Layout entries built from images
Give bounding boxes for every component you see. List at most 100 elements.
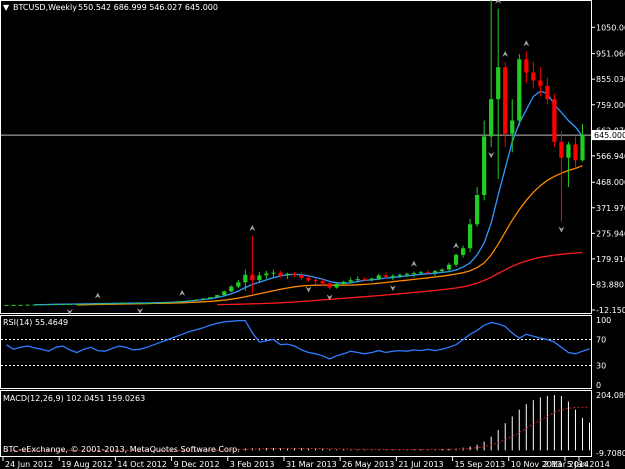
candle-body [243,274,248,283]
price-tick-label: 951.060 [596,50,625,59]
candle-body [18,304,23,306]
candle-body [81,303,86,305]
time-tick-label: 26 May 2013 [342,460,394,469]
fractal-down-arrow [389,285,396,292]
price-panel-frame [0,0,592,314]
candle-body [418,272,424,274]
candle-body [88,303,93,305]
price-tick-label: -12.150 [596,306,625,315]
candle-body [545,85,550,100]
candle-body [404,273,409,275]
candle-body [116,303,122,305]
candle-body [439,269,445,272]
candle-body [222,291,227,296]
candle-body [390,275,395,277]
candle-body [278,272,283,276]
candle-body [348,280,353,282]
time-tick-label: 31 Mar 2013 [286,460,337,469]
copyright-text: BTC-eExchange, © 2001-2013, MetaQuotes S… [3,445,240,454]
rsi-tick-label: 0 [596,381,601,390]
candle-body [74,303,79,305]
candle-body [11,304,16,306]
candle-body [109,303,114,305]
candle-body [46,304,51,306]
time-tick-label: 21 Jul 2013 [398,460,443,469]
candle-body [327,283,332,288]
rsi-panel-frame [0,315,592,389]
candle-body [292,273,297,275]
candle-body [299,274,304,279]
fractal-down-arrow [558,226,565,233]
candle-body [559,141,564,158]
candle-body [39,304,44,306]
candle-body [573,144,578,161]
fractal-up-arrow [410,260,417,267]
candle-body [264,273,269,276]
candle-body [194,299,199,301]
candle-body [102,303,107,305]
candle-body [460,248,466,255]
time-tick-label: 14 Oct 2012 [117,460,166,469]
candles [4,0,585,306]
candle-body [67,303,72,305]
candle-body [411,273,417,275]
macd-signal-path [6,406,590,451]
price-tick-label: 855.030 [596,75,625,84]
candle-body [60,304,65,306]
candle-body [496,67,501,100]
price-tick-label: 275.940 [596,229,625,238]
candle-body [425,272,431,274]
chart-canvas[interactable]: 1050.000951.060855.030759.000662.070566.… [0,0,625,469]
price-tick-label: 566.940 [596,152,625,161]
candle-body [53,304,58,306]
rsi-tick-label: 30 [596,362,606,371]
rsi-label: RSI(14) 55.4649 [3,318,68,327]
metatrader-chart-window[interactable]: 1050.000951.060855.030759.000662.070566.… [0,0,625,469]
price-tick-label: 1050.000 [596,23,625,32]
macd-signal-line [6,406,590,451]
candle-body [489,99,494,137]
candle-body [250,274,255,281]
candle-body [538,80,543,86]
candle-body [510,120,515,134]
price-axis: 1050.000951.060855.030759.000662.070566.… [591,23,625,458]
candle-body [201,298,206,300]
price-tick-label: 759.000 [596,101,625,110]
time-tick-label: 9 Dec 2012 [174,460,220,469]
candle-body [123,303,129,305]
candle-body [369,278,374,281]
candle-body [362,279,367,281]
candle-body [552,99,557,142]
candle-body [467,224,473,249]
candle-body [580,135,585,161]
candle-body [32,304,37,306]
candle-body [524,59,529,73]
candle-body [482,136,487,195]
candle-body [376,275,381,279]
candle-body [432,271,438,273]
candle-body [130,303,136,305]
rsi-tick-label: 70 [596,336,606,345]
candle-body [383,275,388,277]
price-tick-label: 179.910 [596,255,625,264]
candle-body [257,275,262,281]
rsi-tick-label: 100 [596,316,611,325]
fractal-up-arrow [523,40,530,47]
fractal-up-arrow [502,50,509,57]
candle-body [355,279,360,281]
candle-body [25,304,30,306]
chart-title: BTCUSD,Weekly [13,3,77,12]
candle-body [531,72,536,81]
time-tick-label: 2 Mar 2014 [543,460,589,469]
time-axis: 24 Jun 2012 19 Aug 2012 14 Oct 2012 9 Dec 2… [2,457,610,469]
symbol-dropdown-icon[interactable]: ▼ [3,3,10,12]
candle-body [165,302,171,304]
time-tick-label: 19 Aug 2012 [61,460,112,469]
candle-body [187,300,192,302]
fractal-up-arrow [249,224,256,231]
candle-body [334,283,339,288]
candle-body [208,297,213,299]
candle-body [4,304,9,306]
price-tick-label: 83.880 [596,280,624,289]
time-tick-label: 3 Feb 2013 [230,460,275,469]
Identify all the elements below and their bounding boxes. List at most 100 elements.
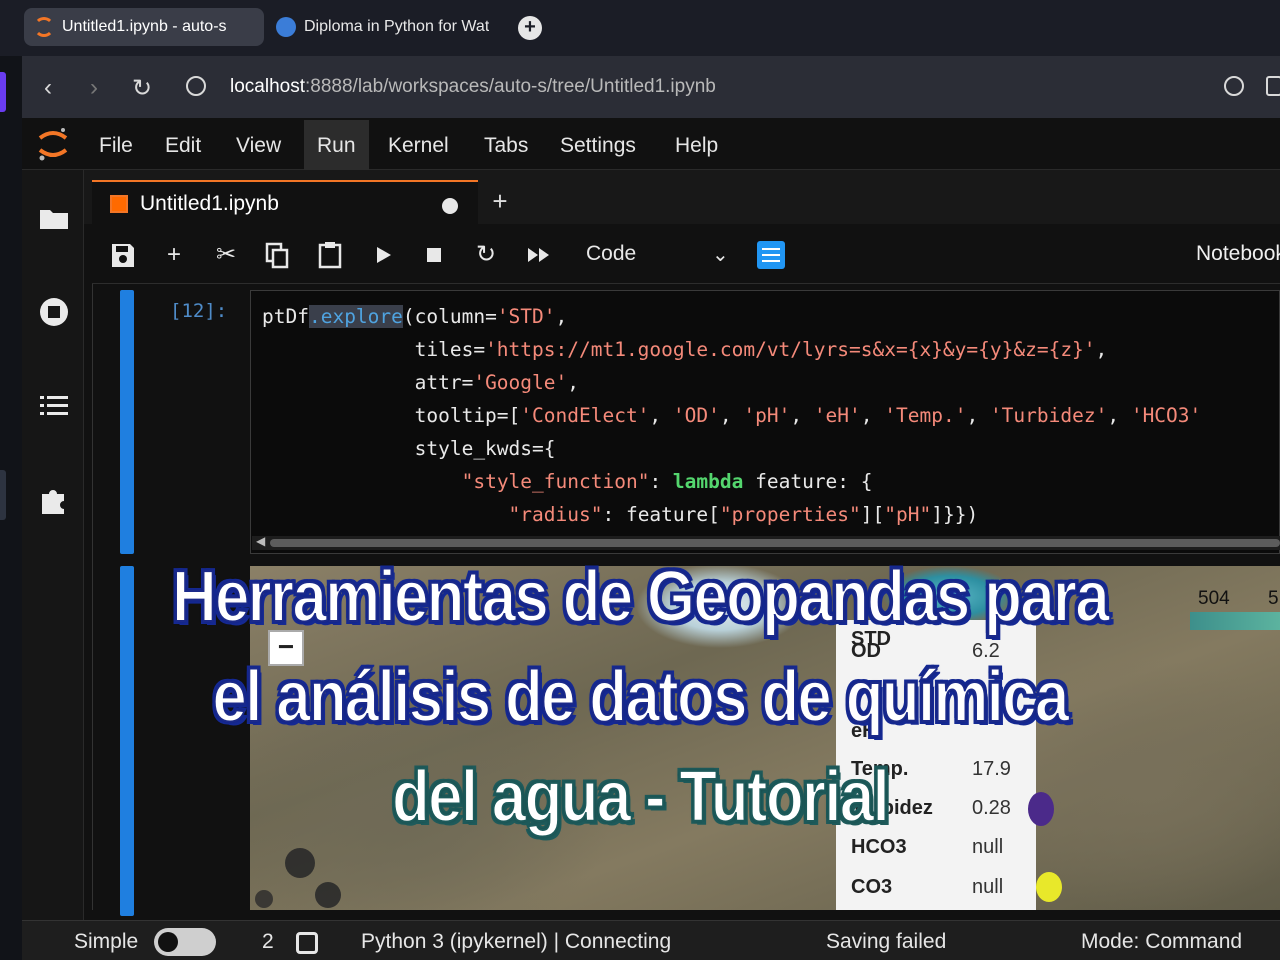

- _Aim_: Reproduce every line of the entries above word for word, but leave the pictures out.

- _Solution for this task_:
Give bounding boxes for every component you see. List at most 100 elements.
candle-body [243,274,248,283]
price-tick-label: 951.060 [596,50,625,59]
candle-body [18,304,23,306]
candle-body [81,303,86,305]
time-tick-label: 26 May 2013 [342,460,394,469]
fractal-down-arrow [389,285,396,292]
price-panel-frame [0,0,592,314]
candle-body [418,272,424,274]
candle-body [88,303,93,305]
price-tick-label: -12.150 [596,306,625,315]
candle-body [545,85,550,100]
candle-body [404,273,409,275]
candle-body [116,303,122,305]
candle-body [439,269,445,272]
candle-body [222,291,227,296]
candle-body [390,275,395,277]
candle-body [278,272,283,276]
candle-body [348,280,353,282]
time-tick-label: 31 Mar 2013 [286,460,337,469]
copyright-text: BTC-eExchange, © 2001-2013, MetaQuotes S… [3,445,240,454]
rsi-tick-label: 0 [596,381,601,390]
candle-body [74,303,79,305]
candle-body [11,304,16,306]
candle-body [109,303,114,305]
candle-body [46,304,51,306]
time-tick-label: 21 Jul 2013 [398,460,443,469]
candle-body [327,283,332,288]
rsi-panel-frame [0,315,592,389]
candle-body [292,273,297,275]
candle-body [299,274,304,279]
fractal-down-arrow [558,226,565,233]
candle-body [559,141,564,158]
candle-body [39,304,44,306]
candle-body [573,144,578,161]
fractal-up-arrow [410,260,417,267]
candle-body [264,273,269,276]
candle-body [194,299,199,301]
candle-body [102,303,107,305]
candle-body [460,248,466,255]
time-tick-label: 14 Oct 2012 [117,460,166,469]
candles [4,0,585,306]
candle-body [67,303,72,305]
candle-body [411,273,417,275]
macd-signal-path [6,406,590,451]
price-tick-label: 855.030 [596,75,625,84]
candle-body [60,304,65,306]
candle-body [496,67,501,100]
price-tick-label: 275.940 [596,229,625,238]
candle-body [425,272,431,274]
chart-canvas[interactable]: 1050.000951.060855.030759.000662.070566.… [0,0,625,469]
price-tick-label: 566.940 [596,152,625,161]
candle-body [53,304,58,306]
rsi-tick-label: 30 [596,362,606,371]
rsi-label: RSI(14) 55.4649 [3,318,68,327]
metatrader-chart-window[interactable]: 1050.000951.060855.030759.000662.070566.… [0,0,625,469]
price-tick-label: 1050.000 [596,23,625,32]
macd-signal-line [6,406,590,451]
candle-body [489,99,494,137]
candle-body [250,274,255,281]
candle-body [538,80,543,86]
candle-body [510,120,515,134]
price-axis: 1050.000951.060855.030759.000662.070566.… [591,23,625,458]
candle-body [201,298,206,300]
price-tick-label: 759.000 [596,101,625,110]
time-tick-label: 9 Dec 2012 [174,460,220,469]
candle-body [123,303,129,305]
candle-body [369,278,374,281]
candle-body [362,279,367,281]
candle-body [552,99,557,142]
candle-body [467,224,473,249]
candle-body [580,135,585,161]
candle-body [32,304,37,306]
candle-body [524,59,529,73]
candle-body [482,136,487,195]
candle-body [376,275,381,279]
candle-body [432,271,438,273]
candle-body [130,303,136,305]
rsi-tick-label: 70 [596,336,606,345]
candle-body [383,275,388,277]
price-tick-label: 179.910 [596,255,625,264]
candle-body [257,275,262,281]
rsi-tick-label: 100 [596,316,611,325]
fractal-up-arrow [523,40,530,47]
fractal-up-arrow [502,50,509,57]
candle-body [355,279,360,281]
candle-body [25,304,30,306]
chart-title: BTCUSD,Weekly [13,3,77,12]
candle-body [531,72,536,81]
time-tick-label: 2 Mar 2014 [543,460,589,469]
time-axis: 24 Jun 2012 19 Aug 2012 14 Oct 2012 9 Dec 2… [2,457,610,469]
symbol-dropdown-icon[interactable]: ▼ [3,3,10,12]
candle-body [165,302,171,304]
time-tick-label: 19 Aug 2012 [61,460,112,469]
candle-body [187,300,192,302]
fractal-up-arrow [249,224,256,231]
candle-body [334,283,339,288]
candle-body [208,297,213,299]
candle-body [4,304,9,306]
price-tick-label: 83.880 [596,280,624,289]
time-tick-label: 3 Feb 2013 [230,460,275,469]
Identify all the elements below and their bounding boxes. List at most 100 elements.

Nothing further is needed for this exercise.